* **GIVEN DATA**
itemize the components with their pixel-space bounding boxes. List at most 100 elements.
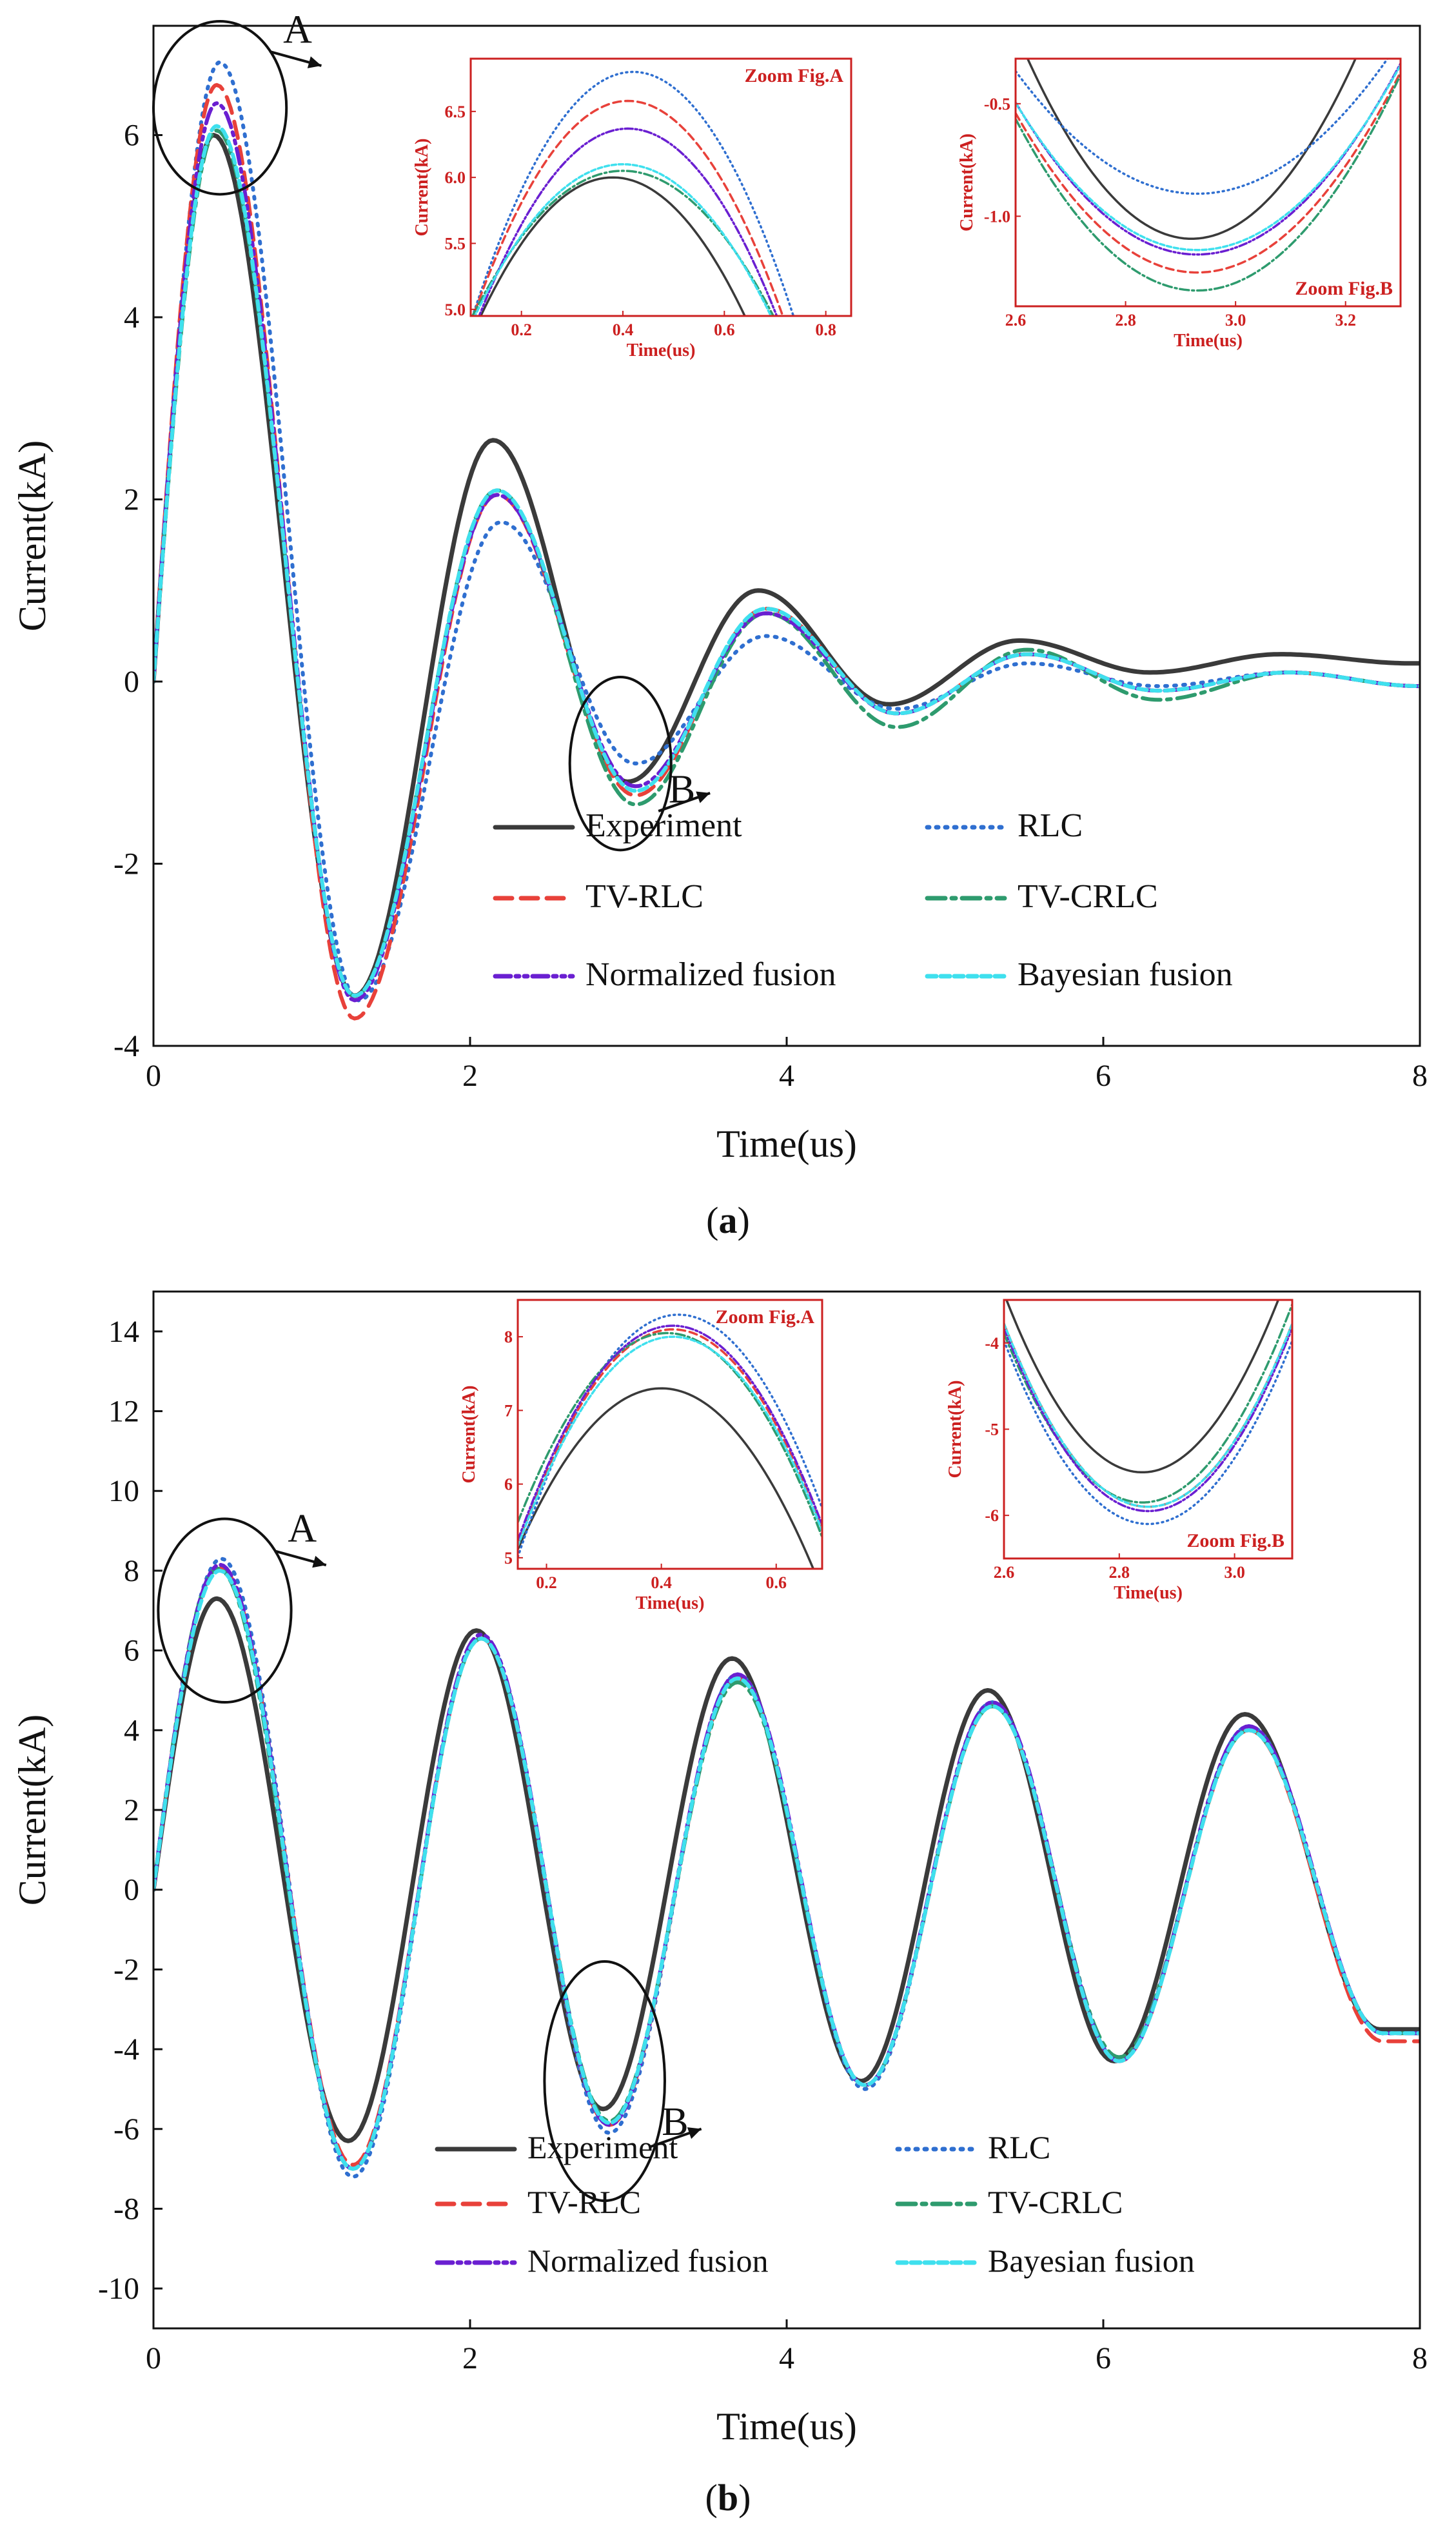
y-tick-label: -10 (98, 2272, 139, 2306)
inset-curve-experiment (1005, 1300, 1280, 1474)
inset-curve-tv-crlc (518, 1332, 822, 1538)
inset-x-tick-label: 2.8 (1115, 311, 1136, 329)
legend-label: Experiment (527, 2129, 678, 2165)
x-axis-label: Time(us) (716, 2405, 857, 2448)
inset-curves (1004, 1300, 1292, 1526)
panel-caption: (a) (706, 1199, 750, 1241)
zoom-ellipse-a (152, 19, 288, 196)
inset-y-axis-label: Current(kA) (459, 1386, 479, 1484)
x-tick-label: 8 (1412, 2341, 1428, 2375)
zoom-ellipse-a (157, 1517, 293, 1704)
zoom-marker-label-a: A (288, 1507, 317, 1551)
inset-curve-bayesian-fusion (1004, 1322, 1292, 1508)
inset-curve-experiment (479, 176, 746, 316)
inset-x-tick-label: 0.4 (651, 1573, 672, 1592)
zoom-ellipse-b (568, 675, 673, 852)
inset-curve-rlc (1016, 59, 1390, 195)
zoom-marker-label-b: B (662, 2100, 688, 2144)
y-tick-label: 14 (108, 1315, 139, 1349)
inset-title: Zoom Fig.A (745, 65, 844, 86)
legend-label: TV-RLC (527, 2184, 641, 2220)
series-line-bayesian-fusion (153, 1568, 1420, 2171)
inset-frame (516, 1299, 823, 1570)
inset-curves (518, 1313, 822, 1569)
y-tick-label: 12 (108, 1395, 139, 1429)
inset-y-tick-label: 6.5 (445, 103, 466, 121)
inset-title: Zoom Fig.B (1186, 1530, 1284, 1551)
zoom-marker-label-b: B (669, 768, 695, 812)
inset-zoom-b: 2.6 2.8 3.0 -6 -5 -4 Time(us) Current(kA) Zoom F… (945, 1296, 1297, 1604)
arrow-head-icon (307, 56, 322, 68)
legend-label: Experiment (585, 807, 742, 844)
series-line-bayesian-fusion (153, 124, 1420, 998)
series-line-tv-rlc (153, 1564, 1420, 2167)
x-tick-label: 8 (1412, 1059, 1428, 1093)
inset-x-tick-label: 2.6 (1005, 311, 1027, 329)
series-group (153, 1557, 1420, 2179)
inset-x-tick-label: 0.4 (613, 320, 634, 339)
y-tick-label: 8 (124, 1554, 139, 1588)
y-tick-label: 10 (108, 1474, 139, 1508)
x-tick-label: 0 (146, 1059, 161, 1093)
inset-curve-rlc (471, 70, 795, 316)
inset-curve-bayesian-fusion (1016, 64, 1401, 251)
inset-curve-normalized-fusion (1004, 1326, 1292, 1513)
inset-y-tick-label: -1.0 (984, 207, 1010, 226)
inset-y-tick-label: -4 (985, 1334, 999, 1353)
legend-label: Normalized fusion (585, 956, 836, 993)
x-tick-label: 4 (779, 1059, 794, 1093)
panel-a: 0 2 4 6 8 -4 -2 0 2 4 6 Time(us) Current(kA) (a) A BExp… (11, 8, 1428, 1241)
y-tick-label: -4 (113, 2032, 139, 2067)
inset-curve-tv-crlc (1016, 74, 1401, 292)
y-tick-label: -4 (113, 1029, 139, 1063)
series-line-experiment (153, 1596, 1420, 2143)
inset-curve-experiment (518, 1387, 815, 1569)
inset-y-tick-label: -0.5 (984, 95, 1010, 113)
y-tick-label: -8 (113, 2192, 139, 2226)
inset-x-axis-label: Time(us) (1174, 331, 1243, 351)
y-axis-label: Current(kA) (11, 1715, 54, 1906)
inset-curve-experiment (1026, 59, 1357, 240)
y-tick-label: 0 (124, 665, 139, 699)
inset-curve-bayesian-fusion (518, 1335, 822, 1548)
y-axis-label: Current(kA) (11, 440, 54, 632)
legend-label: Bayesian fusion (1018, 956, 1233, 993)
inset-y-tick-label: 6.0 (445, 168, 466, 187)
y-tick-label: 0 (124, 1873, 139, 1907)
inset-x-tick-label: 3.0 (1225, 311, 1246, 329)
legend-label: Normalized fusion (527, 2243, 769, 2279)
y-tick-label: -2 (113, 1952, 139, 1987)
inset-x-tick-label: 2.6 (994, 1563, 1015, 1582)
inset-frame (469, 57, 852, 317)
inset-y-tick-label: -6 (985, 1506, 999, 1525)
inset-y-tick-label: 5 (504, 1549, 513, 1568)
inset-background (416, 55, 856, 361)
inset-y-axis-label: Current(kA) (945, 1381, 965, 1479)
inset-x-tick-label: 2.8 (1109, 1563, 1130, 1582)
inset-y-tick-label: 6 (504, 1475, 513, 1494)
series-line-tv-crlc (153, 1566, 1420, 2171)
inset-y-tick-label: 8 (504, 1328, 513, 1346)
legend: Experiment TV-RLC Normalized fusion RLC TV-C… (435, 2129, 1195, 2279)
inset-y-tick-label: 7 (504, 1401, 513, 1420)
y-tick-label: 2 (124, 483, 139, 517)
series-line-rlc (153, 1557, 1420, 2179)
legend-label: TV-CRLC (988, 2184, 1123, 2220)
legend: Experiment TV-RLC Normalized fusion RLC TV-C… (493, 807, 1233, 993)
inset-zoom-b: 2.6 2.8 3.0 3.2 -1.0 -0.5 Time(us) Current(kA) Z… (957, 55, 1406, 351)
inset-x-tick-label: 0.6 (714, 320, 735, 339)
y-tick-label: 4 (124, 300, 139, 335)
inset-background (961, 55, 1406, 351)
x-axis-label: Time(us) (716, 1123, 857, 1165)
legend-label: TV-CRLC (1018, 878, 1158, 915)
x-tick-label: 2 (462, 1059, 478, 1093)
inset-frame (1014, 57, 1402, 308)
x-tick-label: 6 (1096, 2341, 1111, 2375)
inset-x-tick-label: 3.0 (1224, 1563, 1245, 1582)
y-tick-label: -6 (113, 2112, 139, 2147)
inset-x-axis-label: Time(us) (636, 1593, 705, 1613)
inset-x-tick-label: 3.2 (1335, 311, 1356, 329)
inset-y-tick-label: 5.5 (445, 234, 466, 253)
series-line-rlc (153, 60, 1420, 1003)
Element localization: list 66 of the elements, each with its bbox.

* **WHAT TO DO**
Edit the lines between the one holding "y-tick-label: -10 (98, 2272, 139, 2306)" and the one holding "inset-curves (1004, 1300, 1292, 1526)", inclusive, changing "Time(us)" to "Time (μs)" and leaving all else as it is. Give back only those lines.

* **EXPECTED ANSWER**
y-tick-label: -10 (98, 2272, 139, 2306)
inset-curve-experiment (1005, 1300, 1280, 1474)
inset-curve-tv-crlc (518, 1332, 822, 1538)
inset-x-tick-label: 2.8 (1115, 311, 1136, 329)
legend-label: Experiment (527, 2129, 678, 2165)
x-axis-label: Time (μs) (716, 2405, 857, 2448)
inset-curves (1004, 1300, 1292, 1526)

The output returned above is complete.